Given task:
State the number of lines that contain "ferner", with no other text.

Data provided:
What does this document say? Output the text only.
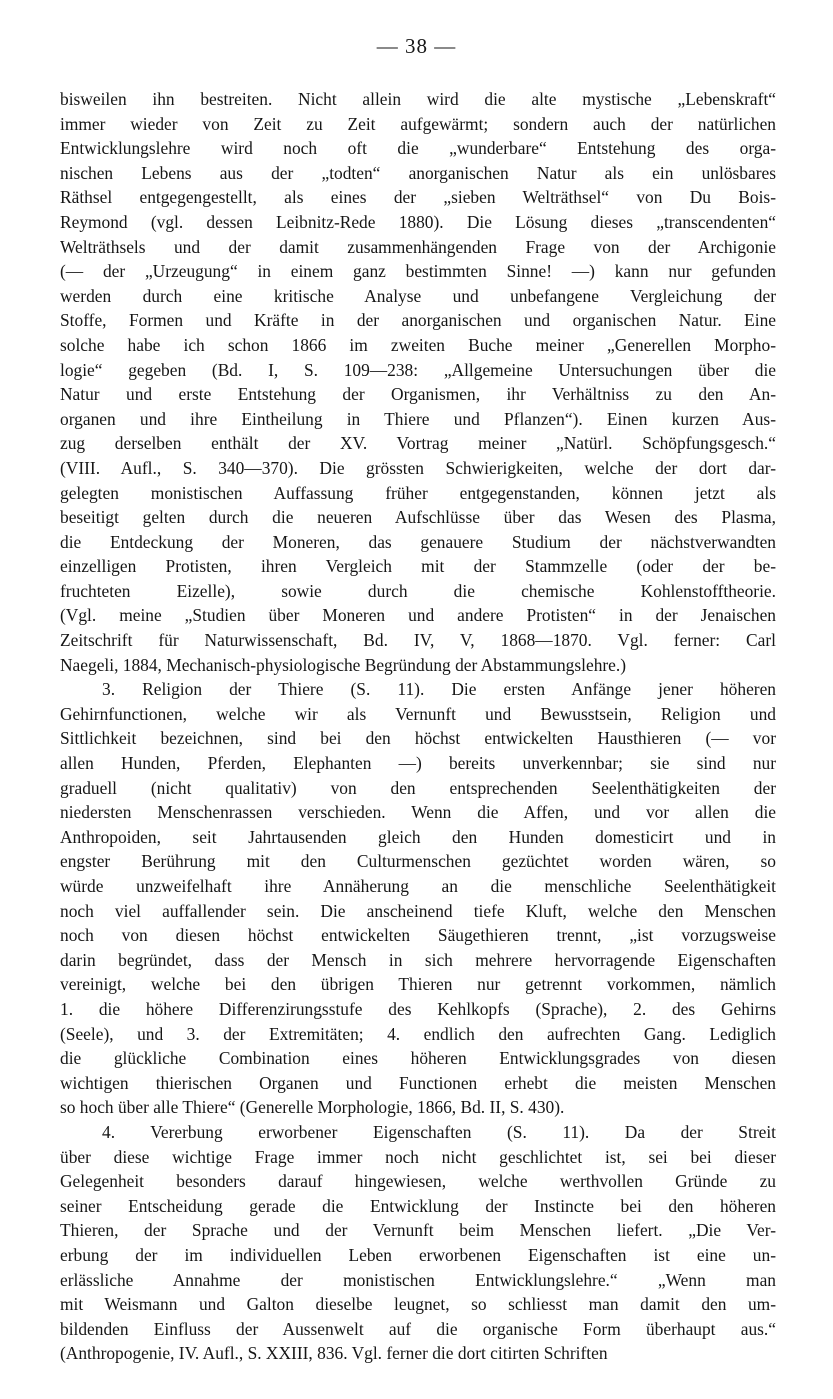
— 38 —
bisweilen ihn bestreiten. Nicht allein wird die alte mystische „Lebenskraft“
immer wieder von Zeit zu Zeit aufgewärmt; sondern auch der natürlichen
Entwicklungslehre wird noch oft die „wunderbare“ Entstehung des orga-
nischen Lebens aus der „todten“ anorganischen Natur als ein unlösbares
Räthsel entgegengestellt, als eines der „sieben Welträthsel“ von Du Bois-
Reymond (vgl. dessen Leibnitz-Rede 1880). Die Lösung dieses „transcendenten“
Welträthsels und der damit zusammenhängenden Frage von der Archigonie
(— der „Urzeugung“ in einem ganz bestimmten Sinne! —) kann nur gefunden
werden durch eine kritische Analyse und unbefangene Vergleichung der
Stoffe, Formen und Kräfte in der anorganischen und organischen Natur. Eine
solche habe ich schon 1866 im zweiten Buche meiner „Generellen Morpho-
logie“ gegeben (Bd. I, S. 109—238: „Allgemeine Untersuchungen über die
Natur und erste Entstehung der Organismen, ihr Verhältniss zu den An-
organen und ihre Eintheilung in Thiere und Pflanzen“). Einen kurzen Aus-
zug derselben enthält der XV. Vortrag meiner „Natürl. Schöpfungsgesch.“
(VIII. Aufl., S. 340—370). Die grössten Schwierigkeiten, welche der dort dar-
gelegten monistischen Auffassung früher entgegenstanden, können jetzt als
beseitigt gelten durch die neueren Aufschlüsse über das Wesen des Plasma,
die Entdeckung der Moneren, das genauere Studium der nächstverwandten
einzelligen Protisten, ihren Vergleich mit der Stammzelle (oder der be-
fruchteten Eizelle), sowie durch die chemische Kohlenstofftheorie.
(Vgl. meine „Studien über Moneren und andere Protisten“ in der Jenaischen
Zeitschrift für Naturwissenschaft, Bd. IV, V, 1868—1870. Vgl. ferner: Carl
Naegeli, 1884, Mechanisch-physiologische Begründung der Abstammungslehre.)
3. Religion der Thiere (S. 11). Die ersten Anfänge jener höheren
Gehirnfunctionen, welche wir als Vernunft und Bewusstsein, Religion und
Sittlichkeit bezeichnen, sind bei den höchst entwickelten Hausthieren (— vor
allen Hunden, Pferden, Elephanten —) bereits unverkennbar; sie sind nur
graduell (nicht qualitativ) von den entsprechenden Seelenthätigkeiten der
niedersten Menschenrassen verschieden. Wenn die Affen, und vor allen die
Anthropoiden, seit Jahrtausenden gleich den Hunden domesticirt und in
engster Berührung mit den Culturmenschen gezüchtet worden wären, so
würde unzweifelhaft ihre Annäherung an die menschliche Seelenthätigkeit
noch viel auffallender sein. Die anscheinend tiefe Kluft, welche den Menschen
noch von diesen höchst entwickelten Säugethieren trennt, „ist vorzugsweise
darin begründet, dass der Mensch in sich mehrere hervorragende Eigenschaften
vereinigt, welche bei den übrigen Thieren nur getrennt vorkommen, nämlich
1. die höhere Differenzirungsstufe des Kehlkopfs (Sprache), 2. des Gehirns
(Seele), und 3. der Extremitäten; 4. endlich den aufrechten Gang. Lediglich
die glückliche Combination eines höheren Entwicklungsgrades von diesen
wichtigen thierischen Organen und Functionen erhebt die meisten Menschen
so hoch über alle Thiere“ (Generelle Morphologie, 1866, Bd. II, S. 430).
4. Vererbung erworbener Eigenschaften (S. 11). Da der Streit
über diese wichtige Frage immer noch nicht geschlichtet ist, sei bei dieser
Gelegenheit besonders darauf hingewiesen, welche werthvollen Gründe zu
seiner Entscheidung gerade die Entwicklung der Instincte bei den höheren
Thieren, der Sprache und der Vernunft beim Menschen liefert. „Die Ver-
erbung der im individuellen Leben erworbenen Eigenschaften ist eine un-
erlässliche Annahme der monistischen Entwicklungslehre.“ „Wenn man
mit Weismann und Galton dieselbe leugnet, so schliesst man damit den um-
bildenden Einfluss der Aussenwelt auf die organische Form überhaupt aus.“
(Anthropogenie, IV. Aufl., S. XXIII, 836. Vgl. ferner die dort citirten Schriften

Task answer:
2